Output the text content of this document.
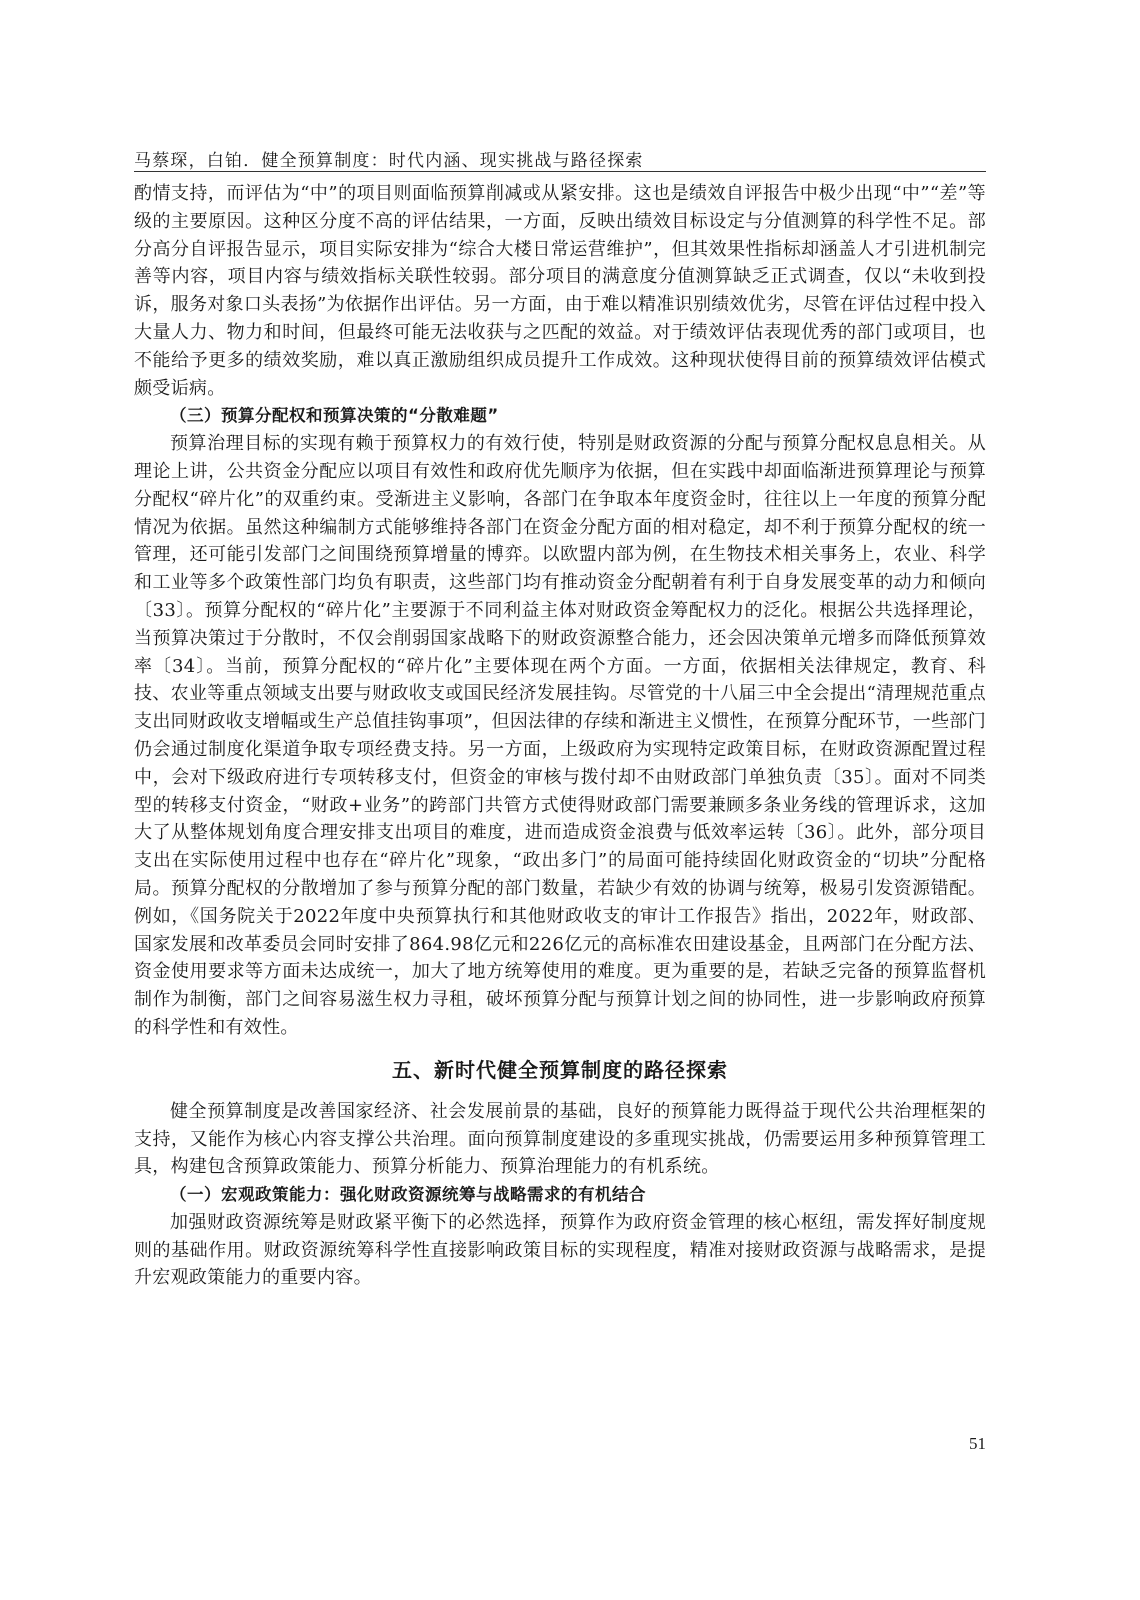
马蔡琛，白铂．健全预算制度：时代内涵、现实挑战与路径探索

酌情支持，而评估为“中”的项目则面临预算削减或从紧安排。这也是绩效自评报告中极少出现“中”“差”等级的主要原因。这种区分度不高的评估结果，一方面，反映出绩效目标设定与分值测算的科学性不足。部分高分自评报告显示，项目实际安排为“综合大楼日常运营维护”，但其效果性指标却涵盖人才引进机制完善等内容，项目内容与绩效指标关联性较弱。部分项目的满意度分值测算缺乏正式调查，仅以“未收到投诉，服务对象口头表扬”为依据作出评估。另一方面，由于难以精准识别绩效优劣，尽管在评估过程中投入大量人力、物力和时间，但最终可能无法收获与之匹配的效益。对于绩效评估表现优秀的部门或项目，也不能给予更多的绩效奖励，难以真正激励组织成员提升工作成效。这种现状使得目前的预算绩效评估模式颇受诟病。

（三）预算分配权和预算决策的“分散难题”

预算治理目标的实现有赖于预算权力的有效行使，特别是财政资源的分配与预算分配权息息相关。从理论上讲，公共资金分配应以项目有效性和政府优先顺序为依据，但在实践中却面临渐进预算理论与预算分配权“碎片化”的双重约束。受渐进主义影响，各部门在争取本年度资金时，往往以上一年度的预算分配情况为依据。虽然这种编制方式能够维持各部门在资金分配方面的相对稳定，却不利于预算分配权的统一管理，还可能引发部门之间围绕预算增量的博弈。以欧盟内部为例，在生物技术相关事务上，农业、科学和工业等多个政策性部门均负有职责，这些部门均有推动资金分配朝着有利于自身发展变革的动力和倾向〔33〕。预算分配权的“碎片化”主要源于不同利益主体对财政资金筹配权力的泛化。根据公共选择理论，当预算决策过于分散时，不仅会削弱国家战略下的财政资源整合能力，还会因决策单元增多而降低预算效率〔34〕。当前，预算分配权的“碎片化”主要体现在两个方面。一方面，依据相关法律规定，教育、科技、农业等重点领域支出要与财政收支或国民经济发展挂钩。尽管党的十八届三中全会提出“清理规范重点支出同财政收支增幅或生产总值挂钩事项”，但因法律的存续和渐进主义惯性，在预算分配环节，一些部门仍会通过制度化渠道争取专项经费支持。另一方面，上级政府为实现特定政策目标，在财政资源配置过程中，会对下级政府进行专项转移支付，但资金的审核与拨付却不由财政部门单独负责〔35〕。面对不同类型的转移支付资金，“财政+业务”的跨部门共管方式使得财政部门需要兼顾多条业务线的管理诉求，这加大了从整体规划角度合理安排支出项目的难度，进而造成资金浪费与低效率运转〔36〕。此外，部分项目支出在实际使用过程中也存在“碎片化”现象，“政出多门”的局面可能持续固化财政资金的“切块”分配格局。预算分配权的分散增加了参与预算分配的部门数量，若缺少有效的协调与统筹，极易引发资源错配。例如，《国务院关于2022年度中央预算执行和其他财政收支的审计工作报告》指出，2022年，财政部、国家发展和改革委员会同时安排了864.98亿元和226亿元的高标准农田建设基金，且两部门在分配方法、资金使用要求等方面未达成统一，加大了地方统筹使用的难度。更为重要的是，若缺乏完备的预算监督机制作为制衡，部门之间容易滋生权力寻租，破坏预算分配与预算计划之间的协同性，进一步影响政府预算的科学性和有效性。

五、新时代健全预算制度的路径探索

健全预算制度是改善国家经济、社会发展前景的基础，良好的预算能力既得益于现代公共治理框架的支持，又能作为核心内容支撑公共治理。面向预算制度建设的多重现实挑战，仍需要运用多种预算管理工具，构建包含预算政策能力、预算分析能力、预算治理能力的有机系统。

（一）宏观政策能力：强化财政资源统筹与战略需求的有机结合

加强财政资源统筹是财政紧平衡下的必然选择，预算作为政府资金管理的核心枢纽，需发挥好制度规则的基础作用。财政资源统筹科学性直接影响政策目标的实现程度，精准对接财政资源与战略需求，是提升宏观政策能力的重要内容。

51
━━━━━━━━
*Work to do*.
Omit the pictures and restate the rest of the records verbatim.

*Task answer*.
Output the text content of this document.
马蔡琛，白铂．健全预算制度：时代内涵、现实挑战与路径探索

酌情支持，而评估为“中”的项目则面临预算削减或从紧安排。这也是绩效自评报告中极少出现“中”“差”等级的主要原因。这种区分度不高的评估结果，一方面，反映出绩效目标设定与分值测算的科学性不足。部分高分自评报告显示，项目实际安排为“综合大楼日常运营维护”，但其效果性指标却涵盖人才引进机制完善等内容，项目内容与绩效指标关联性较弱。部分项目的满意度分值测算缺乏正式调查，仅以“未收到投诉，服务对象口头表扬”为依据作出评估。另一方面，由于难以精准识别绩效优劣，尽管在评估过程中投入大量人力、物力和时间，但最终可能无法收获与之匹配的效益。对于绩效评估表现优秀的部门或项目，也不能给予更多的绩效奖励，难以真正激励组织成员提升工作成效。这种现状使得目前的预算绩效评估模式颇受诟病。

（三）预算分配权和预算决策的“分散难题”

预算治理目标的实现有赖于预算权力的有效行使，特别是财政资源的分配与预算分配权息息相关。从理论上讲，公共资金分配应以项目有效性和政府优先顺序为依据，但在实践中却面临渐进预算理论与预算分配权“碎片化”的双重约束。受渐进主义影响，各部门在争取本年度资金时，往往以上一年度的预算分配情况为依据。虽然这种编制方式能够维持各部门在资金分配方面的相对稳定，却不利于预算分配权的统一管理，还可能引发部门之间围绕预算增量的博弈。以欧盟内部为例，在生物技术相关事务上，农业、科学和工业等多个政策性部门均负有职责，这些部门均有推动资金分配朝着有利于自身发展变革的动力和倾向〔33〕。预算分配权的“碎片化”主要源于不同利益主体对财政资金筹配权力的泛化。根据公共选择理论，当预算决策过于分散时，不仅会削弱国家战略下的财政资源整合能力，还会因决策单元增多而降低预算效率〔34〕。当前，预算分配权的“碎片化”主要体现在两个方面。一方面，依据相关法律规定，教育、科技、农业等重点领域支出要与财政收支或国民经济发展挂钩。尽管党的十八届三中全会提出“清理规范重点支出同财政收支增幅或生产总值挂钩事项”，但因法律的存续和渐进主义惯性，在预算分配环节，一些部门仍会通过制度化渠道争取专项经费支持。另一方面，上级政府为实现特定政策目标，在财政资源配置过程中，会对下级政府进行专项转移支付，但资金的审核与拨付却不由财政部门单独负责〔35〕。面对不同类型的转移支付资金，“财政+业务”的跨部门共管方式使得财政部门需要兼顾多条业务线的管理诉求，这加大了从整体规划角度合理安排支出项目的难度，进而造成资金浪费与低效率运转〔36〕。此外，部分项目支出在实际使用过程中也存在“碎片化”现象，“政出多门”的局面可能持续固化财政资金的“切块”分配格局。预算分配权的分散增加了参与预算分配的部门数量，若缺少有效的协调与统筹，极易引发资源错配。例如，《国务院关于2022年度中央预算执行和其他财政收支的审计工作报告》指出，2022年，财政部、国家发展和改革委员会同时安排了864.98亿元和226亿元的高标准农田建设基金，且两部门在分配方法、资金使用要求等方面未达成统一，加大了地方统筹使用的难度。更为重要的是，若缺乏完备的预算监督机制作为制衡，部门之间容易滋生权力寻租，破坏预算分配与预算计划之间的协同性，进一步影响政府预算的科学性和有效性。

五、新时代健全预算制度的路径探索

健全预算制度是改善国家经济、社会发展前景的基础，良好的预算能力既得益于现代公共治理框架的支持，又能作为核心内容支撑公共治理。面向预算制度建设的多重现实挑战，仍需要运用多种预算管理工具，构建包含预算政策能力、预算分析能力、预算治理能力的有机系统。

（一）宏观政策能力：强化财政资源统筹与战略需求的有机结合

加强财政资源统筹是财政紧平衡下的必然选择，预算作为政府资金管理的核心枢纽，需发挥好制度规则的基础作用。财政资源统筹科学性直接影响政策目标的实现程度，精准对接财政资源与战略需求，是提升宏观政策能力的重要内容。

51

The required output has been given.